• Given problem: Please set down all the lines beneath this one exactly, without the pictures.

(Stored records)
[Start]
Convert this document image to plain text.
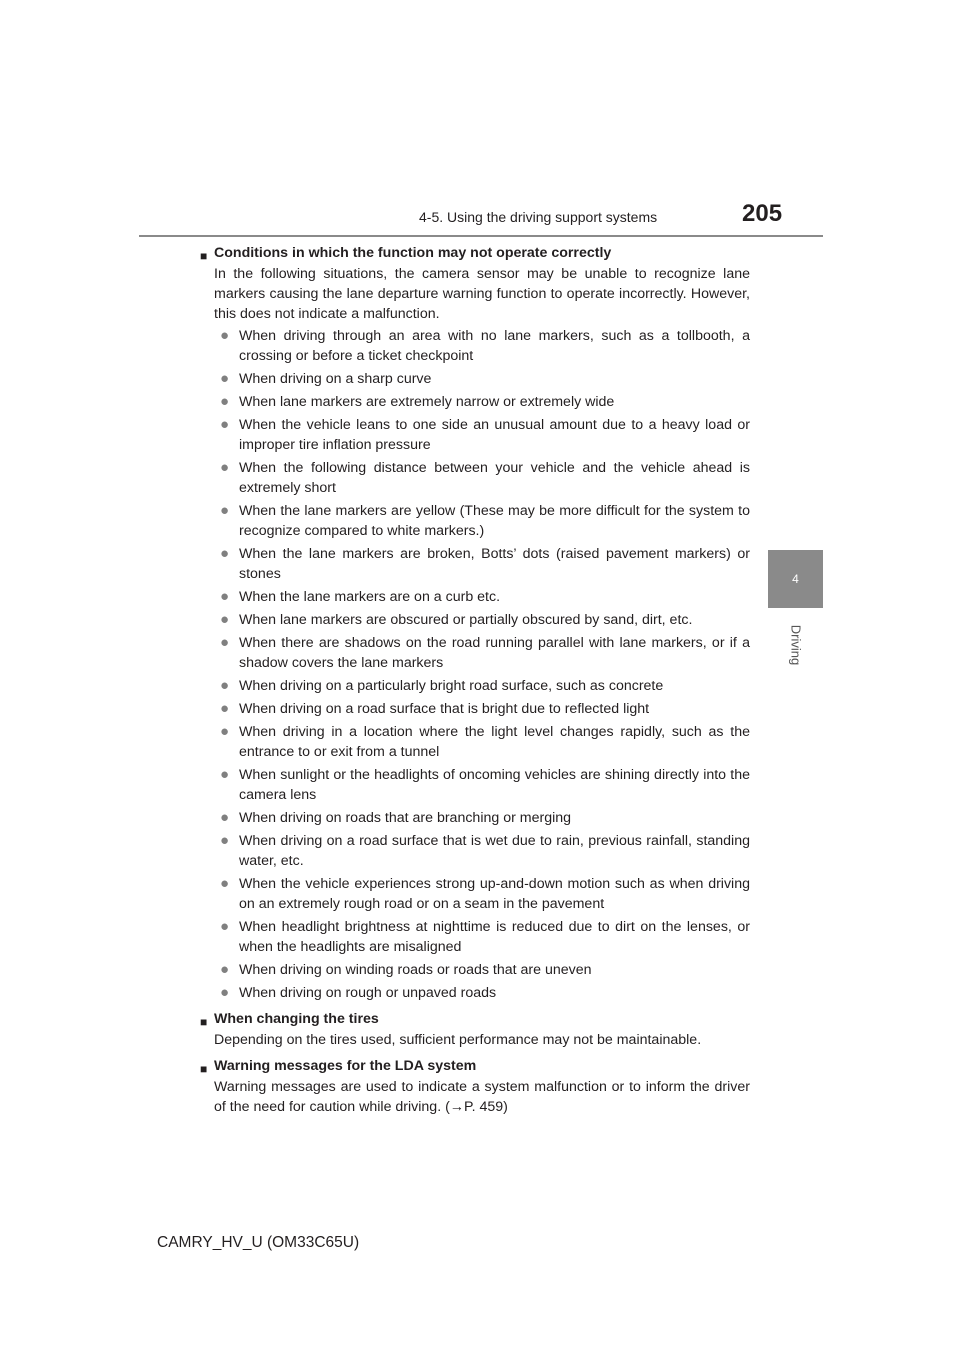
4-5. Using the driving support systems	205
4
Driving
■ Conditions in which the function may not operate correctly
In the following situations, the camera sensor may be unable to recognize lane markers causing the lane departure warning function to operate incorrectly. However, this does not indicate a malfunction.
● When driving through an area with no lane markers, such as a tollbooth, a crossing or before a ticket checkpoint
● When driving on a sharp curve
● When lane markers are extremely narrow or extremely wide
● When the vehicle leans to one side an unusual amount due to a heavy load or improper tire inflation pressure
● When the following distance between your vehicle and the vehicle ahead is extremely short
● When the lane markers are yellow (These may be more difficult for the system to recognize compared to white markers.)
● When the lane markers are broken, Botts’ dots (raised pavement markers) or stones
● When the lane markers are on a curb etc.
● When lane markers are obscured or partially obscured by sand, dirt, etc.
● When there are shadows on the road running parallel with lane markers, or if a shadow covers the lane markers
● When driving on a particularly bright road surface, such as concrete
● When driving on a road surface that is bright due to reflected light
● When driving in a location where the light level changes rapidly, such as the entrance to or exit from a tunnel
● When sunlight or the headlights of oncoming vehicles are shining directly into the camera lens
● When driving on roads that are branching or merging
● When driving on a road surface that is wet due to rain, previous rainfall, standing water, etc.
● When the vehicle experiences strong up-and-down motion such as when driving on an extremely rough road or on a seam in the pavement
● When headlight brightness at nighttime is reduced due to dirt on the lenses, or when the headlights are misaligned
● When driving on winding roads or roads that are uneven
● When driving on rough or unpaved roads
■ When changing the tires
Depending on the tires used, sufficient performance may not be maintainable.
■ Warning messages for the LDA system
Warning messages are used to indicate a system malfunction or to inform the driver of the need for caution while driving. (→P. 459)
CAMRY_HV_U (OM33C65U)
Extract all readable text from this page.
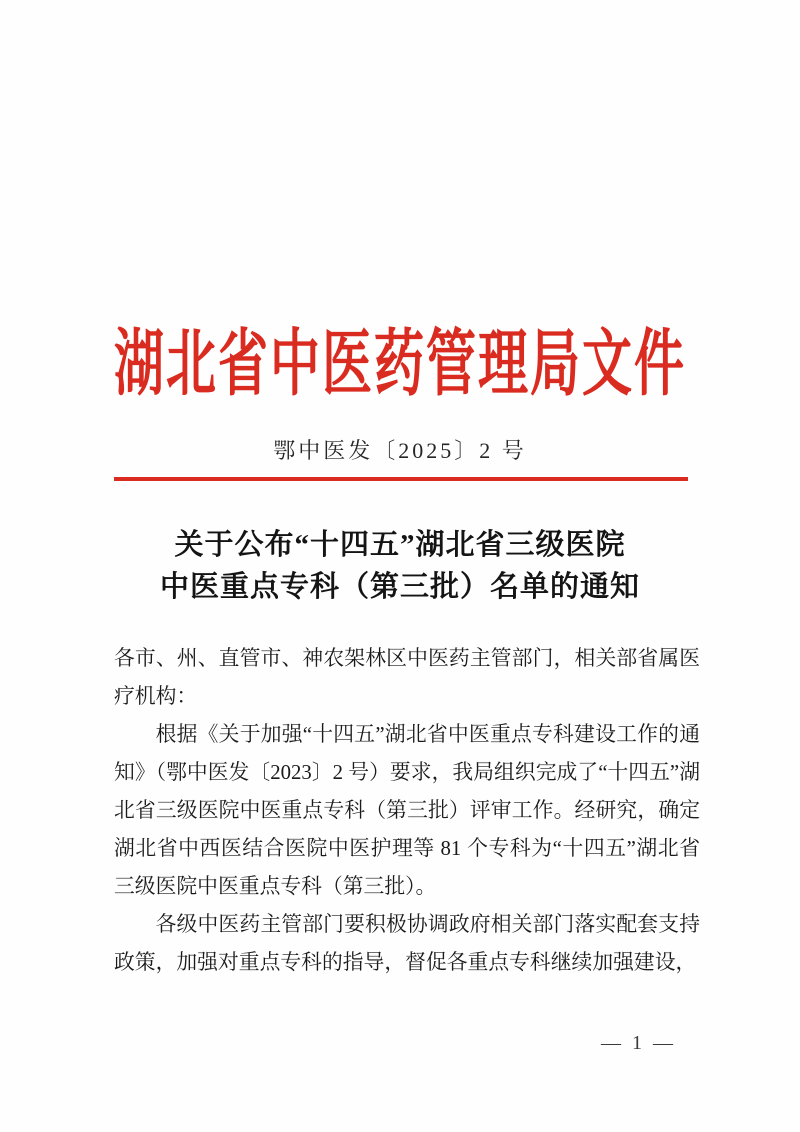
湖北省中医药管理局文件
鄂中医发〔2025〕2 号
关于公布“十四五”湖北省三级医院
中医重点专科（第三批）名单的通知

各市、州、直管市、神农架林区中医药主管部门，相关部省属医疗机构：

根据《关于加强“十四五”湖北省中医重点专科建设工作的通知》（鄂中医发〔2023〕2 号）要求，我局组织完成了“十四五”湖北省三级医院中医重点专科（第三批）评审工作。经研究，确定湖北省中西医结合医院中医护理等 81 个专科为“十四五”湖北省三级医院中医重点专科（第三批）。

各级中医药主管部门要积极协调政府相关部门落实配套支持政策，加强对重点专科的指导，督促各重点专科继续加强建设，

— 1 —
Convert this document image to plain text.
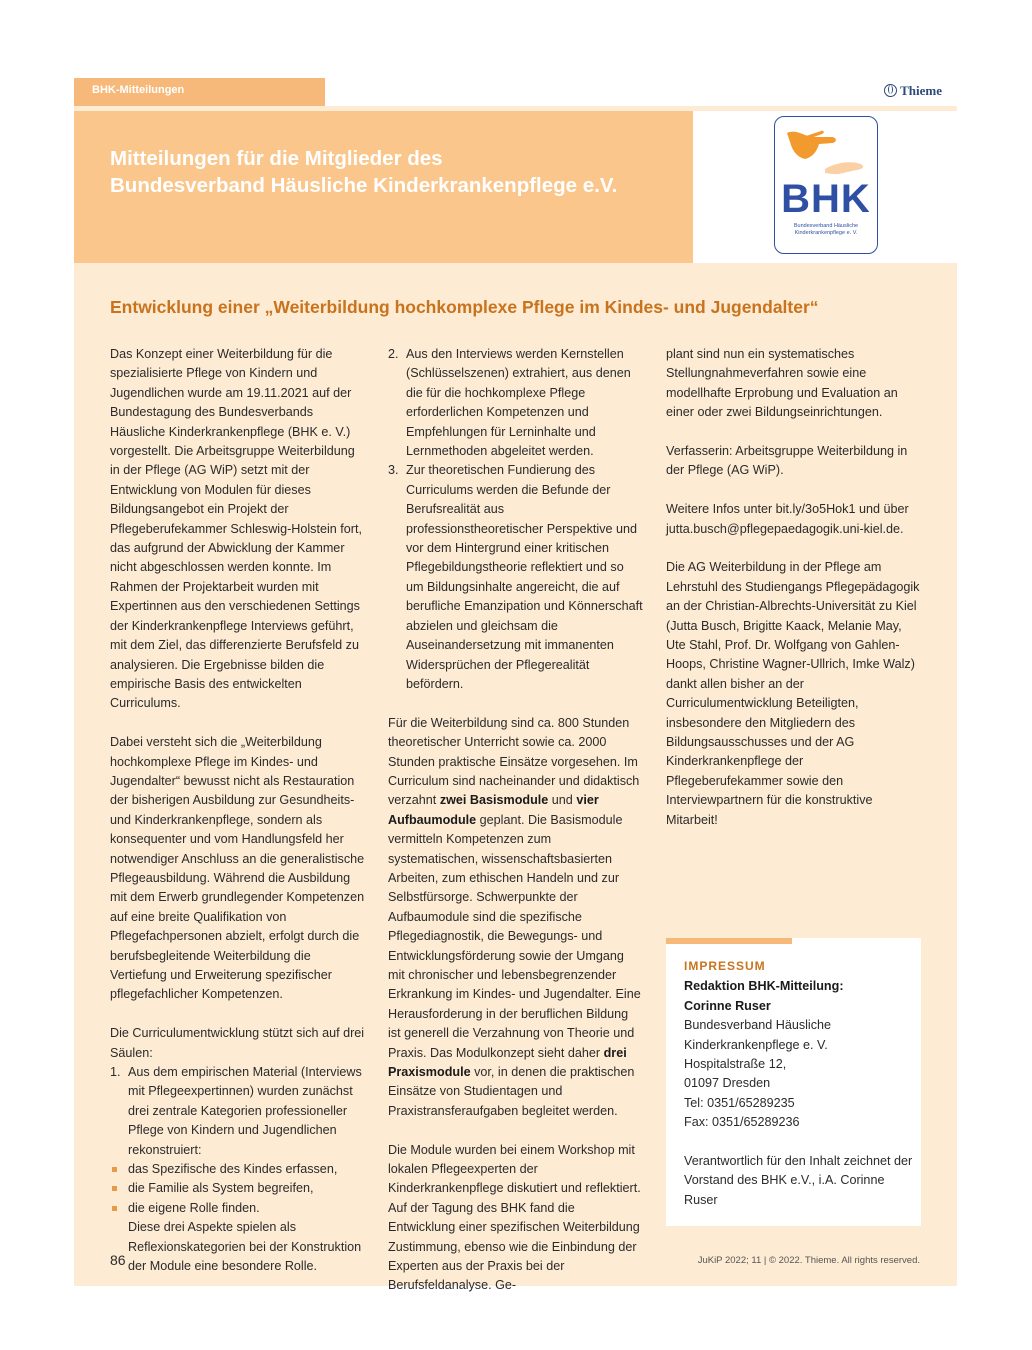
BHK-Mitteilungen	Thieme
Mitteilungen für die Mitglieder des
Bundesverband Häusliche Kinderkrankenpflege e.V.	BHK
Bundesverband Häusliche
Kinderkrankenpflege e. V.
Entwicklung einer „Weiterbildung hochkomplexe Pflege im Kindes- und Jugendalter“

Das Konzept einer Weiterbildung für die spezialisierte Pflege von Kindern und Jugendlichen wurde am 19.11.2021 auf der Bundestagung des Bundesverbands Häusliche Kinderkrankenpflege (BHK e. V.) vorgestellt. Die Arbeitsgruppe Weiterbildung in der Pflege (AG WiP) setzt mit der Entwicklung von Modulen für dieses Bildungsangebot ein Projekt der Pflegeberufekammer Schleswig-Holstein fort, das aufgrund der Abwicklung der Kammer nicht abgeschlossen werden konnte. Im Rahmen der Projektarbeit wurden mit Expertinnen aus den verschiedenen Settings der Kinderkrankenpflege Interviews geführt, mit dem Ziel, das differenzierte Berufsfeld zu analysieren. Die Ergebnisse bilden die empirische Basis des entwickelten Curriculums.

Dabei versteht sich die „Weiterbildung hochkomplexe Pflege im Kindes- und Jugendalter“ bewusst nicht als Restauration der bisherigen Ausbildung zur Gesundheits- und Kinderkrankenpflege, sondern als konsequenter und vom Handlungsfeld her notwendiger Anschluss an die generalistische Pflegeausbildung. Während die Ausbildung mit dem Erwerb grundlegender Kompetenzen auf eine breite Qualifikation von Pflegefachpersonen abzielt, erfolgt durch die berufsbegleitende Weiterbildung die Vertiefung und Erweiterung spezifischer pflegefachlicher Kompetenzen.

Die Curriculumentwicklung stützt sich auf drei Säulen:
1. Aus dem empirischen Material (Interviews mit Pflegeexpertinnen) wurden zunächst drei zentrale Kategorien professioneller Pflege von Kindern und Jugendlichen rekonstruiert:
das Spezifische des Kindes erfassen,
die Familie als System begreifen,
die eigene Rolle finden.
Diese drei Aspekte spielen als Reflexionskategorien bei der Konstruktion der Module eine besondere Rolle.
2. Aus den Interviews werden Kernstellen (Schlüsselszenen) extrahiert, aus denen die für die hochkomplexe Pflege erforderlichen Kompetenzen und Empfehlungen für Lerninhalte und Lernmethoden abgeleitet werden.
3. Zur theoretischen Fundierung des Curriculums werden die Befunde der Berufsrealität aus professionstheoretischer Perspektive und vor dem Hintergrund einer kritischen Pflegebildungstheorie reflektiert und so um Bildungsinhalte angereicht, die auf berufliche Emanzipation und Könnerschaft abzielen und gleichsam die Auseinandersetzung mit immanenten Widersprüchen der Pflegerealität befördern.

Für die Weiterbildung sind ca. 800 Stunden theoretischer Unterricht sowie ca. 2000 Stunden praktische Einsätze vorgesehen. Im Curriculum sind nacheinander und didaktisch verzahnt zwei Basismodule und vier Aufbaumodule geplant. Die Basismodule vermitteln Kompetenzen zum systematischen, wissenschaftsbasierten Arbeiten, zum ethischen Handeln und zur Selbstfürsorge. Schwerpunkte der Aufbaumodule sind die spezifische Pflegediagnostik, die Bewegungs- und Entwicklungsförderung sowie der Umgang mit chronischer und lebensbegrenzender Erkrankung im Kindes- und Jugendalter. Eine Herausforderung in der beruflichen Bildung ist generell die Verzahnung von Theorie und Praxis. Das Modulkonzept sieht daher drei Praxismodule vor, in denen die praktischen Einsätze von Studientagen und Praxistransferaufgaben begleitet werden.

Die Module wurden bei einem Workshop mit lokalen Pflegeexperten der Kinderkrankenpflege diskutiert und reflektiert. Auf der Tagung des BHK fand die Entwicklung einer spezifischen Weiterbildung Zustimmung, ebenso wie die Einbindung der Experten aus der Praxis bei der Berufsfeldanalyse. Ge-

plant sind nun ein systematisches Stellungnahmeverfahren sowie eine modellhafte Erprobung und Evaluation an einer oder zwei Bildungseinrichtungen.

Verfasserin: Arbeitsgruppe Weiterbildung in der Pflege (AG WiP).

Weitere Infos unter bit.ly/3o5Hok1 und über jutta.busch@pflegepaedagogik.uni-kiel.de.

Die AG Weiterbildung in der Pflege am Lehrstuhl des Studiengangs Pflegepädagogik an der Christian-Albrechts-Universität zu Kiel (Jutta Busch, Brigitte Kaack, Melanie May, Ute Stahl, Prof. Dr. Wolfgang von Gahlen-Hoops, Christine Wagner-Ullrich, Imke Walz) dankt allen bisher an der Curriculumentwicklung Beteiligten, insbesondere den Mitgliedern des Bildungsausschusses und der AG Kinderkrankenpflege der Pflegeberufekammer sowie den Interviewpartnern für die konstruktive Mitarbeit!

IMPRESSUM
Redaktion BHK-Mitteilung:
Corinne Ruser
Bundesverband Häusliche Kinderkrankenpflege e. V.
Hospitalstraße 12,
01097 Dresden
Tel: 0351/65289235
Fax: 0351/65289236
Verantwortlich für den Inhalt zeichnet der Vorstand des BHK e.V., i.A. Corinne Ruser
86	JuKiP 2022; 11 | © 2022. Thieme. All rights reserved.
[End]
• Answer to the task:
Convert this document image to plain text.
4-5. Using the driving support systems	205
4
Driving
■ Conditions in which the function may not operate correctly
In the following situations, the camera sensor may be unable to recognize lane markers causing the lane departure warning function to operate incorrectly. However, this does not indicate a malfunction.
● When driving through an area with no lane markers, such as a tollbooth, a crossing or before a ticket checkpoint
● When driving on a sharp curve
● When lane markers are extremely narrow or extremely wide
● When the vehicle leans to one side an unusual amount due to a heavy load or improper tire inflation pressure
● When the following distance between your vehicle and the vehicle ahead is extremely short
● When the lane markers are yellow (These may be more difficult for the system to recognize compared to white markers.)
● When the lane markers are broken, Botts’ dots (raised pavement markers) or stones
● When the lane markers are on a curb etc.
● When lane markers are obscured or partially obscured by sand, dirt, etc.
● When there are shadows on the road running parallel with lane markers, or if a shadow covers the lane markers
● When driving on a particularly bright road surface, such as concrete
● When driving on a road surface that is bright due to reflected light
● When driving in a location where the light level changes rapidly, such as the entrance to or exit from a tunnel
● When sunlight or the headlights of oncoming vehicles are shining directly into the camera lens
● When driving on roads that are branching or merging
● When driving on a road surface that is wet due to rain, previous rainfall, standing water, etc.
● When the vehicle experiences strong up-and-down motion such as when driving on an extremely rough road or on a seam in the pavement
● When headlight brightness at nighttime is reduced due to dirt on the lenses, or when the headlights are misaligned
● When driving on winding roads or roads that are uneven
● When driving on rough or unpaved roads
■ When changing the tires
Depending on the tires used, sufficient performance may not be maintainable.
■ Warning messages for the LDA system
Warning messages are used to indicate a system malfunction or to inform the driver of the need for caution while driving. (→P. 459)
CAMRY_HV_U (OM33C65U)
Extract all readable text from this page.
湖北省中医药管理局文件
鄂中医发〔2025〕2 号
关于公布“十四五”湖北省三级医院
中医重点专科（第三批）名单的通知

各市、州、直管市、神农架林区中医药主管部门，相关部省属医疗机构：

根据《关于加强“十四五”湖北省中医重点专科建设工作的通知》（鄂中医发〔2023〕2 号）要求，我局组织完成了“十四五”湖北省三级医院中医重点专科（第三批）评审工作。经研究，确定湖北省中西医结合医院中医护理等 81 个专科为“十四五”湖北省三级医院中医重点专科（第三批）。

各级中医药主管部门要积极协调政府相关部门落实配套支持政策，加强对重点专科的指导，督促各重点专科继续加强建设，

— 1 —
Convert this document image to plain text.
BHK-Mitteilungen	Thieme
Mitteilungen für die Mitglieder des
Bundesverband Häusliche Kinderkrankenpflege e.V.	BHK
Bundesverband Häusliche
Kinderkrankenpflege e. V.
Entwicklung einer „Weiterbildung hochkomplexe Pflege im Kindes- und Jugendalter“

Das Konzept einer Weiterbildung für die spezialisierte Pflege von Kindern und Jugendlichen wurde am 19.11.2021 auf der Bundestagung des Bundesverbands Häusliche Kinderkrankenpflege (BHK e. V.) vorgestellt. Die Arbeitsgruppe Weiterbildung in der Pflege (AG WiP) setzt mit der Entwicklung von Modulen für dieses Bildungsangebot ein Projekt der Pflegeberufekammer Schleswig-Holstein fort, das aufgrund der Abwicklung der Kammer nicht abgeschlossen werden konnte. Im Rahmen der Projektarbeit wurden mit Expertinnen aus den verschiedenen Settings der Kinderkrankenpflege Interviews geführt, mit dem Ziel, das differenzierte Berufsfeld zu analysieren. Die Ergebnisse bilden die empirische Basis des entwickelten Curriculums.

Dabei versteht sich die „Weiterbildung hochkomplexe Pflege im Kindes- und Jugendalter“ bewusst nicht als Restauration der bisherigen Ausbildung zur Gesundheits- und Kinderkrankenpflege, sondern als konsequenter und vom Handlungsfeld her notwendiger Anschluss an die generalistische Pflegeausbildung. Während die Ausbildung mit dem Erwerb grundlegender Kompetenzen auf eine breite Qualifikation von Pflegefachpersonen abzielt, erfolgt durch die berufsbegleitende Weiterbildung die Vertiefung und Erweiterung spezifischer pflegefachlicher Kompetenzen.

Die Curriculumentwicklung stützt sich auf drei Säulen:
1. Aus dem empirischen Material (Interviews mit Pflegeexpertinnen) wurden zunächst drei zentrale Kategorien professioneller Pflege von Kindern und Jugendlichen rekonstruiert:
das Spezifische des Kindes erfassen,
die Familie als System begreifen,
die eigene Rolle finden.
Diese drei Aspekte spielen als Reflexionskategorien bei der Konstruktion der Module eine besondere Rolle.
2. Aus den Interviews werden Kernstellen (Schlüsselszenen) extrahiert, aus denen die für die hochkomplexe Pflege erforderlichen Kompetenzen und Empfehlungen für Lerninhalte und Lernmethoden abgeleitet werden.
3. Zur theoretischen Fundierung des Curriculums werden die Befunde der Berufsrealität aus professionstheoretischer Perspektive und vor dem Hintergrund einer kritischen Pflegebildungstheorie reflektiert und so um Bildungsinhalte angereicht, die auf berufliche Emanzipation und Könnerschaft abzielen und gleichsam die Auseinandersetzung mit immanenten Widersprüchen der Pflegerealität befördern.

Für die Weiterbildung sind ca. 800 Stunden theoretischer Unterricht sowie ca. 2000 Stunden praktische Einsätze vorgesehen. Im Curriculum sind nacheinander und didaktisch verzahnt zwei Basismodule und vier Aufbaumodule geplant. Die Basismodule vermitteln Kompetenzen zum systematischen, wissenschaftsbasierten Arbeiten, zum ethischen Handeln und zur Selbstfürsorge. Schwerpunkte der Aufbaumodule sind die spezifische Pflegediagnostik, die Bewegungs- und Entwicklungsförderung sowie der Umgang mit chronischer und lebensbegrenzender Erkrankung im Kindes- und Jugendalter. Eine Herausforderung in der beruflichen Bildung ist generell die Verzahnung von Theorie und Praxis. Das Modulkonzept sieht daher drei Praxismodule vor, in denen die praktischen Einsätze von Studientagen und Praxistransferaufgaben begleitet werden.

Die Module wurden bei einem Workshop mit lokalen Pflegeexperten der Kinderkrankenpflege diskutiert und reflektiert. Auf der Tagung des BHK fand die Entwicklung einer spezifischen Weiterbildung Zustimmung, ebenso wie die Einbindung der Experten aus der Praxis bei der Berufsfeldanalyse. Ge-

plant sind nun ein systematisches Stellungnahmeverfahren sowie eine modellhafte Erprobung und Evaluation an einer oder zwei Bildungseinrichtungen.

Verfasserin: Arbeitsgruppe Weiterbildung in der Pflege (AG WiP).

Weitere Infos unter bit.ly/3o5Hok1 und über jutta.busch@pflegepaedagogik.uni-kiel.de.

Die AG Weiterbildung in der Pflege am Lehrstuhl des Studiengangs Pflegepädagogik an der Christian-Albrechts-Universität zu Kiel (Jutta Busch, Brigitte Kaack, Melanie May, Ute Stahl, Prof. Dr. Wolfgang von Gahlen-Hoops, Christine Wagner-Ullrich, Imke Walz) dankt allen bisher an der Curriculumentwicklung Beteiligten, insbesondere den Mitgliedern des Bildungsausschusses und der AG Kinderkrankenpflege der Pflegeberufekammer sowie den Interviewpartnern für die konstruktive Mitarbeit!

IMPRESSUM
Redaktion BHK-Mitteilung:
Corinne Ruser
Bundesverband Häusliche Kinderkrankenpflege e. V.
Hospitalstraße 12,
01097 Dresden
Tel: 0351/65289235
Fax: 0351/65289236
Verantwortlich für den Inhalt zeichnet der Vorstand des BHK e.V., i.A. Corinne Ruser
86	JuKiP 2022; 11 | © 2022. Thieme. All rights reserved.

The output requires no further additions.